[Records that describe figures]
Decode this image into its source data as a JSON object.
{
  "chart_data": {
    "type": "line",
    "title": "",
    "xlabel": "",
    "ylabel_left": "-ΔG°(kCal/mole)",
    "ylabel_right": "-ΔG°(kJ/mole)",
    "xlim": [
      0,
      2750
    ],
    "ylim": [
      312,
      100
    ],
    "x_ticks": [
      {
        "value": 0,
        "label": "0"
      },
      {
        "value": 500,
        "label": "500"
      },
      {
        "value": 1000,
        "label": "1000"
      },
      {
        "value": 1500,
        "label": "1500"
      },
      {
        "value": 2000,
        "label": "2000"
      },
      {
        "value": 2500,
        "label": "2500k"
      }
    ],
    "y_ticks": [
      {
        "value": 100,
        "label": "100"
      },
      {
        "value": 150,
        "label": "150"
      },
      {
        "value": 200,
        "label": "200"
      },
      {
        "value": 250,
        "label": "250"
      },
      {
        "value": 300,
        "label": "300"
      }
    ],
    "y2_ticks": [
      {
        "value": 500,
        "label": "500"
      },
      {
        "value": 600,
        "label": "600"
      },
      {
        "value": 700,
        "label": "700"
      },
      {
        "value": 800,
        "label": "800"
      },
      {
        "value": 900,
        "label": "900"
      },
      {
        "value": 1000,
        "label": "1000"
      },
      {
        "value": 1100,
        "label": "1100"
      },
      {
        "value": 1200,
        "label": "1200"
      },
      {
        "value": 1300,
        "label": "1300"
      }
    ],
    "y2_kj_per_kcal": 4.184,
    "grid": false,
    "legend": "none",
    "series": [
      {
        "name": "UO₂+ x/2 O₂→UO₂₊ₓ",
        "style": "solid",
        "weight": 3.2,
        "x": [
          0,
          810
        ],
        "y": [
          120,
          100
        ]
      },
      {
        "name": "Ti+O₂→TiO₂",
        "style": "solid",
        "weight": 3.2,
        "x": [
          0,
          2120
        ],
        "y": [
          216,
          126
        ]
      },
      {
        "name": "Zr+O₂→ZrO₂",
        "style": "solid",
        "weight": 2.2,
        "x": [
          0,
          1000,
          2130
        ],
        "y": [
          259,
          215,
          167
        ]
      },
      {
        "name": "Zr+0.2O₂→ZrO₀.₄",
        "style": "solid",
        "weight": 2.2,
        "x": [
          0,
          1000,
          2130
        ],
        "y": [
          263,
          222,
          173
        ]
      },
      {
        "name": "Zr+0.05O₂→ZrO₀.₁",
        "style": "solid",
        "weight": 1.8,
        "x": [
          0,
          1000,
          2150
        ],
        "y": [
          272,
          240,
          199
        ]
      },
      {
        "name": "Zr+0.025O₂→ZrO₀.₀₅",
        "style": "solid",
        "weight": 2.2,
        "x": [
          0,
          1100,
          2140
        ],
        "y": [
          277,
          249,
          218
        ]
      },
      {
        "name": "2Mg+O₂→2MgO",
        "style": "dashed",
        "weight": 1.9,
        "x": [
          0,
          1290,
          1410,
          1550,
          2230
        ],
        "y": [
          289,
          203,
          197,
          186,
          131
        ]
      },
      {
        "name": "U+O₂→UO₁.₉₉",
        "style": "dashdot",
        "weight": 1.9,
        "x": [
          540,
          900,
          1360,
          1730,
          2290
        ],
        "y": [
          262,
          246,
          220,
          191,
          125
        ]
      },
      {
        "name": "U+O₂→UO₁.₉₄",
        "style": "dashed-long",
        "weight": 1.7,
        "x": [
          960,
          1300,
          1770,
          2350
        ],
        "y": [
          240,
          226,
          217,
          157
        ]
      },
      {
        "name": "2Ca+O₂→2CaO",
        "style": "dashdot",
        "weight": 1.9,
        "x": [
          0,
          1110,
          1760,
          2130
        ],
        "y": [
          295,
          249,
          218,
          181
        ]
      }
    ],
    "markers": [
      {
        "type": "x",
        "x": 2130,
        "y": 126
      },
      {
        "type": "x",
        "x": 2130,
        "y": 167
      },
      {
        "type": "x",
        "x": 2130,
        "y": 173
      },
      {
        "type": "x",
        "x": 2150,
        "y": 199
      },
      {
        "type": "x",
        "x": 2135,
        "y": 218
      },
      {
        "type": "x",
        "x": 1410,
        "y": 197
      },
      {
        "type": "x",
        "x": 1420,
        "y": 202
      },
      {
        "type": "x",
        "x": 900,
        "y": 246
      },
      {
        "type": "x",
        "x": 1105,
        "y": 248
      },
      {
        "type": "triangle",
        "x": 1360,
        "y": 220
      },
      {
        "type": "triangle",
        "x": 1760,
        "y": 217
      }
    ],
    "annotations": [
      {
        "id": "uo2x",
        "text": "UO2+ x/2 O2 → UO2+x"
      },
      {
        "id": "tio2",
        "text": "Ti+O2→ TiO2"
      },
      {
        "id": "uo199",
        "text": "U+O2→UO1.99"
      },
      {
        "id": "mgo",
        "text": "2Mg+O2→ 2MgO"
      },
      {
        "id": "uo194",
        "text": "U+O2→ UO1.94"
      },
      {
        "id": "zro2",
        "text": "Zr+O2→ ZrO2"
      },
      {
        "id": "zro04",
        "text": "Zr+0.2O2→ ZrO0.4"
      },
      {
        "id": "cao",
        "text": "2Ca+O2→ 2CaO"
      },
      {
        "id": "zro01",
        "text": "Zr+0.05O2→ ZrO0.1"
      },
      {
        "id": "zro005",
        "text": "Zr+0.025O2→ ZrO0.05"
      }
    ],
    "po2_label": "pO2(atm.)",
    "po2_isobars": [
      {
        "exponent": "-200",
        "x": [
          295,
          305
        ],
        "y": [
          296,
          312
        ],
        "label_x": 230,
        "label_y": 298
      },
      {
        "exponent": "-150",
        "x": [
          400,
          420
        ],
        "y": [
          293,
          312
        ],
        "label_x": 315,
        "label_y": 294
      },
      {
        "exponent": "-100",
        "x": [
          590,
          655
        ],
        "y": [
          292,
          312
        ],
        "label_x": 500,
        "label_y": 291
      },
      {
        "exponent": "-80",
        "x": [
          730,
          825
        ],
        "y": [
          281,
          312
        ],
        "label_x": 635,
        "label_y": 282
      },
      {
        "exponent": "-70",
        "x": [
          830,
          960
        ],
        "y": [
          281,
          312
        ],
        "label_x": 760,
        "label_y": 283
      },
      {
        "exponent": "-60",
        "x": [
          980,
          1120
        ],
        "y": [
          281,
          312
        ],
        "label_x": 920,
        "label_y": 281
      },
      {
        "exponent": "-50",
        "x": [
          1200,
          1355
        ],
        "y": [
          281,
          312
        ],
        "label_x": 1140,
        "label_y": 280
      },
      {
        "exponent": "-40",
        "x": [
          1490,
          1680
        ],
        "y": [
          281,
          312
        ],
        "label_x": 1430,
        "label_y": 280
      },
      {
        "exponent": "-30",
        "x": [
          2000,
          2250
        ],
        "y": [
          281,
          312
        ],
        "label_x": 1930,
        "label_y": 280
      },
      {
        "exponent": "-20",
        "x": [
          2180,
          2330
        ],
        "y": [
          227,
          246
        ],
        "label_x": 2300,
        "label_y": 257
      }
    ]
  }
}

• _What to produce_:
Your task is to quote the listing above word for word.

• _Complete answer_:
Decode this image into its source data as a JSON object.
{
  "chart_data": {
    "type": "line",
    "title": "",
    "xlabel": "",
    "ylabel_left": "-ΔG°(kCal/mole)",
    "ylabel_right": "-ΔG°(kJ/mole)",
    "xlim": [
      0,
      2750
    ],
    "ylim": [
      312,
      100
    ],
    "x_ticks": [
      {
        "value": 0,
        "label": "0"
      },
      {
        "value": 500,
        "label": "500"
      },
      {
        "value": 1000,
        "label": "1000"
      },
      {
        "value": 1500,
        "label": "1500"
      },
      {
        "value": 2000,
        "label": "2000"
      },
      {
        "value": 2500,
        "label": "2500k"
      }
    ],
    "y_ticks": [
      {
        "value": 100,
        "label": "100"
      },
      {
        "value": 150,
        "label": "150"
      },
      {
        "value": 200,
        "label": "200"
      },
      {
        "value": 250,
        "label": "250"
      },
      {
        "value": 300,
        "label": "300"
      }
    ],
    "y2_ticks": [
      {
        "value": 500,
        "label": "500"
      },
      {
        "value": 600,
        "label": "600"
      },
      {
        "value": 700,
        "label": "700"
      },
      {
        "value": 800,
        "label": "800"
      },
      {
        "value": 900,
        "label": "900"
      },
      {
        "value": 1000,
        "label": "1000"
      },
      {
        "value": 1100,
        "label": "1100"
      },
      {
        "value": 1200,
        "label": "1200"
      },
      {
        "value": 1300,
        "label": "1300"
      }
    ],
    "y2_kj_per_kcal": 4.184,
    "grid": false,
    "legend": "none",
    "series": [
      {
        "name": "UO₂+ x/2 O₂→UO₂₊ₓ",
        "style": "solid",
        "weight": 3.2,
        "x": [
          0,
          810
        ],
        "y": [
          120,
          100
        ]
      },
      {
        "name": "Ti+O₂→TiO₂",
        "style": "solid",
        "weight": 3.2,
        "x": [
          0,
          2120
        ],
        "y": [
          216,
          126
        ]
      },
      {
        "name": "Zr+O₂→ZrO₂",
        "style": "solid",
        "weight": 2.2,
        "x": [
          0,
          1000,
          2130
        ],
        "y": [
          259,
          215,
          167
        ]
      },
      {
        "name": "Zr+0.2O₂→ZrO₀.₄",
        "style": "solid",
        "weight": 2.2,
        "x": [
          0,
          1000,
          2130
        ],
        "y": [
          263,
          222,
          173
        ]
      },
      {
        "name": "Zr+0.05O₂→ZrO₀.₁",
        "style": "solid",
        "weight": 1.8,
        "x": [
          0,
          1000,
          2150
        ],
        "y": [
          272,
          240,
          199
        ]
      },
      {
        "name": "Zr+0.025O₂→ZrO₀.₀₅",
        "style": "solid",
        "weight": 2.2,
        "x": [
          0,
          1100,
          2140
        ],
        "y": [
          277,
          249,
          218
        ]
      },
      {
        "name": "2Mg+O₂→2MgO",
        "style": "dashed",
        "weight": 1.9,
        "x": [
          0,
          1290,
          1410,
          1550,
          2230
        ],
        "y": [
          289,
          203,
          197,
          186,
          131
        ]
      },
      {
        "name": "U+O₂→UO₁.₉₉",
        "style": "dashdot",
        "weight": 1.9,
        "x": [
          540,
          900,
          1360,
          1730,
          2290
        ],
        "y": [
          262,
          246,
          220,
          191,
          125
        ]
      },
      {
        "name": "U+O₂→UO₁.₉₄",
        "style": "dashed-long",
        "weight": 1.7,
        "x": [
          960,
          1300,
          1770,
          2350
        ],
        "y": [
          240,
          226,
          217,
          157
        ]
      },
      {
        "name": "2Ca+O₂→2CaO",
        "style": "dashdot",
        "weight": 1.9,
        "x": [
          0,
          1110,
          1760,
          2130
        ],
        "y": [
          295,
          249,
          218,
          181
        ]
      }
    ],
    "markers": [
      {
        "type": "x",
        "x": 2130,
        "y": 126
      },
      {
        "type": "x",
        "x": 2130,
        "y": 167
      },
      {
        "type": "x",
        "x": 2130,
        "y": 173
      },
      {
        "type": "x",
        "x": 2150,
        "y": 199
      },
      {
        "type": "x",
        "x": 2135,
        "y": 218
      },
      {
        "type": "x",
        "x": 1410,
        "y": 197
      },
      {
        "type": "x",
        "x": 1420,
        "y": 202
      },
      {
        "type": "x",
        "x": 900,
        "y": 246
      },
      {
        "type": "x",
        "x": 1105,
        "y": 248
      },
      {
        "type": "triangle",
        "x": 1360,
        "y": 220
      },
      {
        "type": "triangle",
        "x": 1760,
        "y": 217
      }
    ],
    "annotations": [
      {
        "id": "uo2x",
        "text": "UO2+ x/2 O2 → UO2+x"
      },
      {
        "id": "tio2",
        "text": "Ti+O2→ TiO2"
      },
      {
        "id": "uo199",
        "text": "U+O2→UO1.99"
      },
      {
        "id": "mgo",
        "text": "2Mg+O2→ 2MgO"
      },
      {
        "id": "uo194",
        "text": "U+O2→ UO1.94"
      },
      {
        "id": "zro2",
        "text": "Zr+O2→ ZrO2"
      },
      {
        "id": "zro04",
        "text": "Zr+0.2O2→ ZrO0.4"
      },
      {
        "id": "cao",
        "text": "2Ca+O2→ 2CaO"
      },
      {
        "id": "zro01",
        "text": "Zr+0.05O2→ ZrO0.1"
      },
      {
        "id": "zro005",
        "text": "Zr+0.025O2→ ZrO0.05"
      }
    ],
    "po2_label": "pO2(atm.)",
    "po2_isobars": [
      {
        "exponent": "-200",
        "x": [
          295,
          305
        ],
        "y": [
          296,
          312
        ],
        "label_x": 230,
        "label_y": 298
      },
      {
        "exponent": "-150",
        "x": [
          400,
          420
        ],
        "y": [
          293,
          312
        ],
        "label_x": 315,
        "label_y": 294
      },
      {
        "exponent": "-100",
        "x": [
          590,
          655
        ],
        "y": [
          292,
          312
        ],
        "label_x": 500,
        "label_y": 291
      },
      {
        "exponent": "-80",
        "x": [
          730,
          825
        ],
        "y": [
          281,
          312
        ],
        "label_x": 635,
        "label_y": 282
      },
      {
        "exponent": "-70",
        "x": [
          830,
          960
        ],
        "y": [
          281,
          312
        ],
        "label_x": 760,
        "label_y": 283
      },
      {
        "exponent": "-60",
        "x": [
          980,
          1120
        ],
        "y": [
          281,
          312
        ],
        "label_x": 920,
        "label_y": 281
      },
      {
        "exponent": "-50",
        "x": [
          1200,
          1355
        ],
        "y": [
          281,
          312
        ],
        "label_x": 1140,
        "label_y": 280
      },
      {
        "exponent": "-40",
        "x": [
          1490,
          1680
        ],
        "y": [
          281,
          312
        ],
        "label_x": 1430,
        "label_y": 280
      },
      {
        "exponent": "-30",
        "x": [
          2000,
          2250
        ],
        "y": [
          281,
          312
        ],
        "label_x": 1930,
        "label_y": 280
      },
      {
        "exponent": "-20",
        "x": [
          2180,
          2330
        ],
        "y": [
          227,
          246
        ],
        "label_x": 2300,
        "label_y": 257
      }
    ]
  }
}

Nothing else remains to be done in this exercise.